● Record extracts:
+===+

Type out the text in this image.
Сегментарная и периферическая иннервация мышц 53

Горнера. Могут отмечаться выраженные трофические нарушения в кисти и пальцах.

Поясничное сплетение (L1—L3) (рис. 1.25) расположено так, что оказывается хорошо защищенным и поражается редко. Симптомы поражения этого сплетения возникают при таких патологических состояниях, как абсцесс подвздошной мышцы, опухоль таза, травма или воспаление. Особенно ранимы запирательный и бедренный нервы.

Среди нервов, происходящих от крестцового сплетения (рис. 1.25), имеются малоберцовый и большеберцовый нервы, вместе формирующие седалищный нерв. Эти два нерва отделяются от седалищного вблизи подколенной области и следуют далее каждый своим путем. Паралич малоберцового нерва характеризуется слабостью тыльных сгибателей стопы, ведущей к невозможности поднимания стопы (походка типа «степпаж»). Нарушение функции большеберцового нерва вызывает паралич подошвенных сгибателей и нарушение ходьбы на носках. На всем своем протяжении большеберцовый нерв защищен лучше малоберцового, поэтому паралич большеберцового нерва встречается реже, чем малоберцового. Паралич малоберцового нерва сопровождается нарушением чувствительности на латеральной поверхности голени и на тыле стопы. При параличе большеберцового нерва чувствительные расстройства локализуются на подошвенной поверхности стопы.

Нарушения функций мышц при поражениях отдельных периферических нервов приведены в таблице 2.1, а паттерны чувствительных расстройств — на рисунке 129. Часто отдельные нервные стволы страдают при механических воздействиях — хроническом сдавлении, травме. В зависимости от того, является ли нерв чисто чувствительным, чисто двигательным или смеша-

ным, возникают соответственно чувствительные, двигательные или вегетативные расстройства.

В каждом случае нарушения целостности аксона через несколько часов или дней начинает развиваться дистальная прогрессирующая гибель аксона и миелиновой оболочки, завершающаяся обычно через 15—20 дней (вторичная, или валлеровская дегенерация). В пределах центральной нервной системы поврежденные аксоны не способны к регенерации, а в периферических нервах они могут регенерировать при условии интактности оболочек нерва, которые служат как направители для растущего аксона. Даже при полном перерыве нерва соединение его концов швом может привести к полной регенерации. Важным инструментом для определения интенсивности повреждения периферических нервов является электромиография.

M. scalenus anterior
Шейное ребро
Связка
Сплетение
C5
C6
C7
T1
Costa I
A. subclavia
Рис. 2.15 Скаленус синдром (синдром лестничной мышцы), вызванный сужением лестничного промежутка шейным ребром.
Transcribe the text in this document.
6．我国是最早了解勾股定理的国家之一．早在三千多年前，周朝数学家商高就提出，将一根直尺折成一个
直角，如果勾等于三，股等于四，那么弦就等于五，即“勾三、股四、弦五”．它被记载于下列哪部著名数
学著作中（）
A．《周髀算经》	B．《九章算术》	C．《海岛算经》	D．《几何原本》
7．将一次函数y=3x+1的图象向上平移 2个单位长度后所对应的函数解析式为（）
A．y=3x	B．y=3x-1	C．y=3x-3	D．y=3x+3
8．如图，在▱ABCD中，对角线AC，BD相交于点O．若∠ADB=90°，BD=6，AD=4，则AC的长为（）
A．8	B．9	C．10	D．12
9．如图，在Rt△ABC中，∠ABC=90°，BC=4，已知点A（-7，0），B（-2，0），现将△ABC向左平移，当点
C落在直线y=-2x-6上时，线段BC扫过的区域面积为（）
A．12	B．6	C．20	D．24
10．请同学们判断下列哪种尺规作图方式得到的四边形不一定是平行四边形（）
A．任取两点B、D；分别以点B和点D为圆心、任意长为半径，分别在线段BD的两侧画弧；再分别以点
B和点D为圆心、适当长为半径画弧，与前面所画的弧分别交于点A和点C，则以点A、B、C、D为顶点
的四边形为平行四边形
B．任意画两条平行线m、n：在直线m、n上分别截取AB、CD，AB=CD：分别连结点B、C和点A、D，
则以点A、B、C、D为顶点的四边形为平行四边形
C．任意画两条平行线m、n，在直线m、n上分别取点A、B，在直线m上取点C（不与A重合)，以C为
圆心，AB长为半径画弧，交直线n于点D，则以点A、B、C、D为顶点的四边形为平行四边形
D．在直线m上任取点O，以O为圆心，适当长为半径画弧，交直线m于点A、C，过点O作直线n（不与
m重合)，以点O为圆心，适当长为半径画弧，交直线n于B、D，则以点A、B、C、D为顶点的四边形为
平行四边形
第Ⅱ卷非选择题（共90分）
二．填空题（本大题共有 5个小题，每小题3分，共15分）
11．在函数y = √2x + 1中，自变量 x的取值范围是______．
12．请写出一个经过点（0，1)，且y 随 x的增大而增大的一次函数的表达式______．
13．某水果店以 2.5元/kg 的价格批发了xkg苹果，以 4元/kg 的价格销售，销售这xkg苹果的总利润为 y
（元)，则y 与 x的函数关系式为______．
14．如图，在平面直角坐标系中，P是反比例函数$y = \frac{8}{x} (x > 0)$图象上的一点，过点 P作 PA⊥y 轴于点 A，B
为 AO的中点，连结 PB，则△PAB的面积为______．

+===+

● What is required: Return every line of the preceding records in which the word "возникают" appears.

● Solution to the problem:
Поясничное сплетение (L1—L3) (рис. 1.25) расположено так, что оказывается хорошо защищенным и поражается редко. Симптомы поражения этого сплетения возникают при таких патологических состояниях, как абсцесс подвздошной мышцы, опухоль таза, травма или воспаление. Особенно ранимы запирательный и бедренный нервы.
ным, возникают соответственно чувствительные, двигательные или вегетативные расстройства.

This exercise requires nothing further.